START Data for processing
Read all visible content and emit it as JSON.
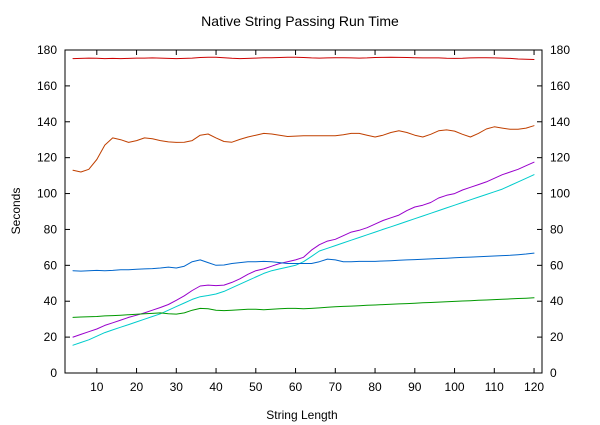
{
  "chart_data": {
    "type": "line",
    "title": "Native String Passing Run Time",
    "xlabel": "String Length",
    "ylabel": "Seconds",
    "xlim": [
      2,
      122
    ],
    "ylim": [
      0,
      180
    ],
    "xticks": [
      10,
      20,
      30,
      40,
      50,
      60,
      70,
      80,
      90,
      100,
      110,
      120
    ],
    "yticks": [
      0,
      20,
      40,
      60,
      80,
      100,
      120,
      140,
      160,
      180
    ],
    "y2ticks": [
      0,
      20,
      40,
      60,
      80,
      100,
      120,
      140,
      160,
      180
    ],
    "grid": false,
    "x": [
      4,
      6,
      8,
      10,
      12,
      14,
      16,
      18,
      20,
      22,
      24,
      26,
      28,
      30,
      32,
      34,
      36,
      38,
      40,
      42,
      44,
      46,
      48,
      50,
      52,
      54,
      56,
      58,
      60,
      62,
      64,
      66,
      68,
      70,
      72,
      74,
      76,
      78,
      80,
      82,
      84,
      86,
      88,
      90,
      92,
      94,
      96,
      98,
      100,
      102,
      104,
      106,
      108,
      110,
      112,
      114,
      116,
      118,
      120
    ],
    "series": [
      {
        "color": "#cc0000",
        "values": [
          175.2,
          175.3,
          175.5,
          175.4,
          175.2,
          175.3,
          175.2,
          175.3,
          175.5,
          175.5,
          175.6,
          175.5,
          175.3,
          175.2,
          175.3,
          175.5,
          175.8,
          176.0,
          176.0,
          175.7,
          175.4,
          175.2,
          175.3,
          175.5,
          175.7,
          175.7,
          175.8,
          176.0,
          176.0,
          175.8,
          175.6,
          175.5,
          175.6,
          175.7,
          175.7,
          175.6,
          175.5,
          175.6,
          175.8,
          175.9,
          176.0,
          175.9,
          175.8,
          175.7,
          175.6,
          175.6,
          175.6,
          175.4,
          175.3,
          175.4,
          175.6,
          175.7,
          175.7,
          175.6,
          175.5,
          175.3,
          175.0,
          174.8,
          174.7
        ]
      },
      {
        "color": "#c04000",
        "values": [
          113.0,
          112.0,
          113.5,
          119.0,
          127.0,
          131.0,
          130.0,
          128.5,
          129.5,
          131.0,
          130.5,
          129.5,
          128.8,
          128.5,
          128.6,
          129.5,
          132.5,
          133.2,
          131.0,
          129.0,
          128.6,
          130.2,
          131.5,
          132.5,
          133.5,
          133.2,
          132.5,
          131.8,
          132.0,
          132.2,
          132.2,
          132.2,
          132.2,
          132.2,
          132.8,
          133.5,
          133.5,
          132.5,
          131.5,
          132.5,
          134.0,
          135.0,
          134.0,
          132.5,
          131.5,
          133.0,
          135.0,
          135.5,
          134.8,
          133.0,
          131.5,
          133.5,
          136.0,
          137.2,
          136.5,
          135.8,
          135.8,
          136.5,
          137.8
        ]
      },
      {
        "color": "#9900cc",
        "values": [
          20.0,
          21.5,
          23.0,
          24.5,
          26.5,
          28.0,
          29.5,
          31.0,
          32.2,
          33.5,
          35.0,
          36.5,
          38.2,
          40.5,
          43.0,
          46.0,
          48.5,
          49.0,
          48.7,
          49.0,
          50.5,
          52.5,
          55.0,
          57.0,
          58.0,
          59.5,
          61.0,
          62.0,
          63.0,
          64.5,
          68.5,
          71.5,
          73.5,
          74.5,
          76.5,
          78.5,
          79.5,
          81.0,
          83.0,
          85.0,
          86.5,
          88.0,
          90.5,
          92.5,
          93.5,
          95.0,
          97.5,
          99.0,
          100.0,
          102.0,
          103.5,
          105.0,
          106.5,
          108.5,
          110.5,
          112.0,
          113.5,
          115.5,
          117.5
        ]
      },
      {
        "color": "#00cccc",
        "values": [
          15.5,
          17.0,
          18.5,
          20.5,
          22.5,
          24.0,
          25.5,
          27.0,
          28.5,
          30.0,
          31.5,
          33.0,
          35.0,
          37.0,
          39.0,
          41.0,
          42.5,
          43.2,
          44.0,
          45.5,
          47.5,
          49.5,
          51.5,
          53.5,
          55.5,
          57.0,
          58.0,
          59.0,
          60.0,
          62.0,
          65.0,
          68.0,
          69.5,
          71.0,
          72.5,
          74.0,
          75.5,
          77.0,
          78.5,
          80.0,
          81.5,
          83.0,
          84.5,
          86.0,
          87.5,
          89.0,
          90.5,
          92.0,
          93.5,
          95.0,
          96.5,
          98.0,
          99.5,
          101.0,
          102.5,
          104.5,
          106.5,
          108.5,
          110.5
        ]
      },
      {
        "color": "#0066cc",
        "values": [
          57.0,
          56.8,
          57.0,
          57.2,
          57.0,
          57.2,
          57.5,
          57.5,
          57.8,
          58.0,
          58.2,
          58.5,
          59.0,
          58.5,
          59.5,
          62.0,
          63.0,
          61.5,
          60.0,
          60.2,
          61.0,
          61.5,
          62.0,
          62.0,
          62.2,
          62.0,
          61.5,
          61.0,
          61.0,
          61.0,
          61.0,
          62.0,
          63.5,
          63.0,
          62.0,
          62.0,
          62.2,
          62.2,
          62.2,
          62.4,
          62.6,
          62.8,
          63.0,
          63.2,
          63.4,
          63.6,
          63.8,
          64.0,
          64.2,
          64.4,
          64.6,
          64.8,
          65.0,
          65.2,
          65.4,
          65.6,
          65.9,
          66.3,
          66.8
        ]
      },
      {
        "color": "#009900",
        "values": [
          31.0,
          31.2,
          31.3,
          31.5,
          31.8,
          32.0,
          32.2,
          32.5,
          32.7,
          33.0,
          33.2,
          33.5,
          33.0,
          32.8,
          33.5,
          35.0,
          36.0,
          35.8,
          35.0,
          34.8,
          35.0,
          35.2,
          35.5,
          35.5,
          35.3,
          35.5,
          35.8,
          36.0,
          36.0,
          35.8,
          36.0,
          36.3,
          36.6,
          36.9,
          37.1,
          37.3,
          37.5,
          37.7,
          37.9,
          38.1,
          38.3,
          38.5,
          38.7,
          38.9,
          39.1,
          39.3,
          39.5,
          39.7,
          39.9,
          40.1,
          40.3,
          40.5,
          40.7,
          40.9,
          41.1,
          41.3,
          41.5,
          41.7,
          41.9
        ]
      }
    ]
  }
}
END Data for processing
Prompt: Report each line of the material above where the word "color" appears.

Answer in full:
        "color": "#cc0000",
        "color": "#c04000",
        "color": "#9900cc",
        "color": "#00cccc",
        "color": "#0066cc",
        "color": "#009900",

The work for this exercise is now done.